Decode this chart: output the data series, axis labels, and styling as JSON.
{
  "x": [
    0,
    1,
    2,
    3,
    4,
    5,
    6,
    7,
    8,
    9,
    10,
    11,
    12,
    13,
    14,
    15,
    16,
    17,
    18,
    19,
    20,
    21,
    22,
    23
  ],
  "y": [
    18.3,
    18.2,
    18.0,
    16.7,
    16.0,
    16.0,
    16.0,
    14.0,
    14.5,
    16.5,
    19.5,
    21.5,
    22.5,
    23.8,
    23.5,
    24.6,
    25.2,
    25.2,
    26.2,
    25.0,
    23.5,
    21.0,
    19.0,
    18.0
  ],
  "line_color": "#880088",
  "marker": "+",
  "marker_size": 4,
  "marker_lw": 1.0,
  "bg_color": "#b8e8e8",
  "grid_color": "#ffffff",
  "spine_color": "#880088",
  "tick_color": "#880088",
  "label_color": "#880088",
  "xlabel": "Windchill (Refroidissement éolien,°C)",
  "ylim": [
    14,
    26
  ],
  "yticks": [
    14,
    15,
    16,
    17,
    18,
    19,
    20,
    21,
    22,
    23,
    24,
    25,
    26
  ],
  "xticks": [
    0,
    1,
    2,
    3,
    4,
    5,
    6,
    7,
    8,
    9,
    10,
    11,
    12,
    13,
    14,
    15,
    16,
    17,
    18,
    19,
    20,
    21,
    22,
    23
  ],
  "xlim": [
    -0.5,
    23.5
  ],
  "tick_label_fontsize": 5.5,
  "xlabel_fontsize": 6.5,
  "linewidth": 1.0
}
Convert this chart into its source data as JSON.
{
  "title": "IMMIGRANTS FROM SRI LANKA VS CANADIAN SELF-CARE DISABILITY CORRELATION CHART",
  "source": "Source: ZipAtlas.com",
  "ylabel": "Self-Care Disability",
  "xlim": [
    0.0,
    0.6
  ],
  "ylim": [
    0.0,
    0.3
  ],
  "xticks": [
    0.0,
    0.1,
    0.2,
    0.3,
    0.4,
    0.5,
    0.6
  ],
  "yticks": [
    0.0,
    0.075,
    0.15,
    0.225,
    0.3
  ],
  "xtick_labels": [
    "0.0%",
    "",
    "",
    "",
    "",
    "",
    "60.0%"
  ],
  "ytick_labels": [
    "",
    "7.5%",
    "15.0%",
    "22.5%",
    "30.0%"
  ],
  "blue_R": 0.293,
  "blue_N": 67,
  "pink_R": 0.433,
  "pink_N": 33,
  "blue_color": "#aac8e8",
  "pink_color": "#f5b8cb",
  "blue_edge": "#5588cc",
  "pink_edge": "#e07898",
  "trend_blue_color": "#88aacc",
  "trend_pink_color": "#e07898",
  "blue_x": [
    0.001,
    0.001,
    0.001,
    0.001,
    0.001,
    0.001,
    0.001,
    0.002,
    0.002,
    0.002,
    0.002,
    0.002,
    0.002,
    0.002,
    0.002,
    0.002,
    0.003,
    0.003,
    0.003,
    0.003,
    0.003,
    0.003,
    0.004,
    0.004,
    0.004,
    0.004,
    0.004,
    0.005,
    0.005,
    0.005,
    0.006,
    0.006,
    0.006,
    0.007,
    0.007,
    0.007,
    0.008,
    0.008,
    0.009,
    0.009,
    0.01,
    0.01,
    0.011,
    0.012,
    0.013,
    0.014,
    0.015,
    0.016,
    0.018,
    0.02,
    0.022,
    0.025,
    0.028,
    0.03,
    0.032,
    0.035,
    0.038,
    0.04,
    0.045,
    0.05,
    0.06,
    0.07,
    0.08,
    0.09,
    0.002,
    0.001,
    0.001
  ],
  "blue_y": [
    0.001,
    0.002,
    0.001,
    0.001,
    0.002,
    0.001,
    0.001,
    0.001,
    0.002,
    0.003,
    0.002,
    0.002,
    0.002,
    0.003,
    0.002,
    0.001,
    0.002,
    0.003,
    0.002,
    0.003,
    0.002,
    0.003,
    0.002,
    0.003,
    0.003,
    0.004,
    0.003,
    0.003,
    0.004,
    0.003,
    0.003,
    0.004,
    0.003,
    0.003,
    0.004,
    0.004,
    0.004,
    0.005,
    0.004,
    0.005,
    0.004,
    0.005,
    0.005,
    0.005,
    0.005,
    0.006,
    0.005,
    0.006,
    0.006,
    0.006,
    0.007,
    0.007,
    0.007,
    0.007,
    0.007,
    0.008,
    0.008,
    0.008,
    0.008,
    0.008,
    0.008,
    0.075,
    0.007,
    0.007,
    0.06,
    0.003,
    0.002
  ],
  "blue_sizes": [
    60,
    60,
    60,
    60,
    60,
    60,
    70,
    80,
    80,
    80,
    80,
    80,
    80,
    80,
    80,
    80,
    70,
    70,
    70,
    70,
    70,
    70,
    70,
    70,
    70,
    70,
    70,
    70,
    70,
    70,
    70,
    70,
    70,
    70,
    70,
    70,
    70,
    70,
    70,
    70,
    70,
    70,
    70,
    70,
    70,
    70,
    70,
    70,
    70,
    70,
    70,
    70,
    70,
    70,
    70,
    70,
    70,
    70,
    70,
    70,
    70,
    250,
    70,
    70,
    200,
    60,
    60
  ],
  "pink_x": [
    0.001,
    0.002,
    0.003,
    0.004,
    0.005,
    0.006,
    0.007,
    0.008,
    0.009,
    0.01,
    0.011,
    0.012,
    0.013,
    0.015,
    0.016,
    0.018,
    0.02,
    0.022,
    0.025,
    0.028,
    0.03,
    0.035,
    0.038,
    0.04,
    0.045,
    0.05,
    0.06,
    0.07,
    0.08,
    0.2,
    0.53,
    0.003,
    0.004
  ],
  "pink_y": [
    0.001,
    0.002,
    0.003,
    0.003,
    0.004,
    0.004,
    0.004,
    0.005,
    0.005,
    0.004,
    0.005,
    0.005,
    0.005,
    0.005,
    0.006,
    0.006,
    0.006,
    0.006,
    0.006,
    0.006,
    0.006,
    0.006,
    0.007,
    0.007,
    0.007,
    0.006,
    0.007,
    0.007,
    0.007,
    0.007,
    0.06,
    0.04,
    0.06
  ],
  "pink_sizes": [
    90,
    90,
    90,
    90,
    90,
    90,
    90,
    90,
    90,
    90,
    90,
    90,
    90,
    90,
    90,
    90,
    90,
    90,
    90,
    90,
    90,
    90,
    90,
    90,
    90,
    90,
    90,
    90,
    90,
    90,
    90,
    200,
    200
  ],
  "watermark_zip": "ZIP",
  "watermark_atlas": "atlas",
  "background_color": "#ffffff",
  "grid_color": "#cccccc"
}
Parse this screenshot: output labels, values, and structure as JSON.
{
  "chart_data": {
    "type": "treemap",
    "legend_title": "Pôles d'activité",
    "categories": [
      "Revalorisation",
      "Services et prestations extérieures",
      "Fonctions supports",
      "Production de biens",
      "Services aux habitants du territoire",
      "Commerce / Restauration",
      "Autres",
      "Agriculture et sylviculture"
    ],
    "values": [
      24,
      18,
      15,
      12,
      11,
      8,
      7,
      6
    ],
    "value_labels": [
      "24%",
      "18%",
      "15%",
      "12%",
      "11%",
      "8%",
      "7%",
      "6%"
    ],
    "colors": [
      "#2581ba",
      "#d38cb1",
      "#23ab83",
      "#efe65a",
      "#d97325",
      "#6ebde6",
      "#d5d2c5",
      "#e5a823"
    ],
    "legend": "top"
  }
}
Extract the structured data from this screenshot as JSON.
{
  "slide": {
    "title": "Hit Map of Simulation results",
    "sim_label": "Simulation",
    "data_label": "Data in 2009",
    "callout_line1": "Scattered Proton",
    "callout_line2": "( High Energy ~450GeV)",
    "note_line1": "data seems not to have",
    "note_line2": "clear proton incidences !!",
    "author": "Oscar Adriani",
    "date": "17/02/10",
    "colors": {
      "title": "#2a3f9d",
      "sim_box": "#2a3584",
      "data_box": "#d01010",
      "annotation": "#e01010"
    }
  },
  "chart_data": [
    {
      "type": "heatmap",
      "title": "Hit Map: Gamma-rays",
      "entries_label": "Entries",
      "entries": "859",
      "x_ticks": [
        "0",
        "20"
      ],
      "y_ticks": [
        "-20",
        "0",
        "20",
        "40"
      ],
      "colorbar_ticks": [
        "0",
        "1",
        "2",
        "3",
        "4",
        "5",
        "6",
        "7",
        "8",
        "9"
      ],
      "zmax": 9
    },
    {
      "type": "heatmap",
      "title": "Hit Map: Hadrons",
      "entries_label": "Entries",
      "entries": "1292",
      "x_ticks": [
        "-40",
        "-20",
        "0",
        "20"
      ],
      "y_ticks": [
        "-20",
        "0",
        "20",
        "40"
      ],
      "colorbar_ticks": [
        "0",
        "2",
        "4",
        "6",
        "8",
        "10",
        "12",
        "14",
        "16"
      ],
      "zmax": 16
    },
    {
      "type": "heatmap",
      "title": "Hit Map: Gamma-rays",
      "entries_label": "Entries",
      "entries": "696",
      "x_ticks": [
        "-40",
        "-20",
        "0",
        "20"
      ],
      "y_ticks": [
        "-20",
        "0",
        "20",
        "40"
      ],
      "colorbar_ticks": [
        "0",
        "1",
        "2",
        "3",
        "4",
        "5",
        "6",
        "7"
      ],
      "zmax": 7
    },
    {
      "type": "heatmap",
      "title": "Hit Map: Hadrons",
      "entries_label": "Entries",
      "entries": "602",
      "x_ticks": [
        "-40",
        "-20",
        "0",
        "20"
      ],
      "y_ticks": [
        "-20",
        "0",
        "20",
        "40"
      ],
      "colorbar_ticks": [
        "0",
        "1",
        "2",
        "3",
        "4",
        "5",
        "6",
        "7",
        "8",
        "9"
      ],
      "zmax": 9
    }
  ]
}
━━━━━━━━━━━━━━━━
Which lines include "values"? Copy each of them out.

Solved exercise:
Parse this screenshot: output labels, values, and structure as JSON.
    "values": [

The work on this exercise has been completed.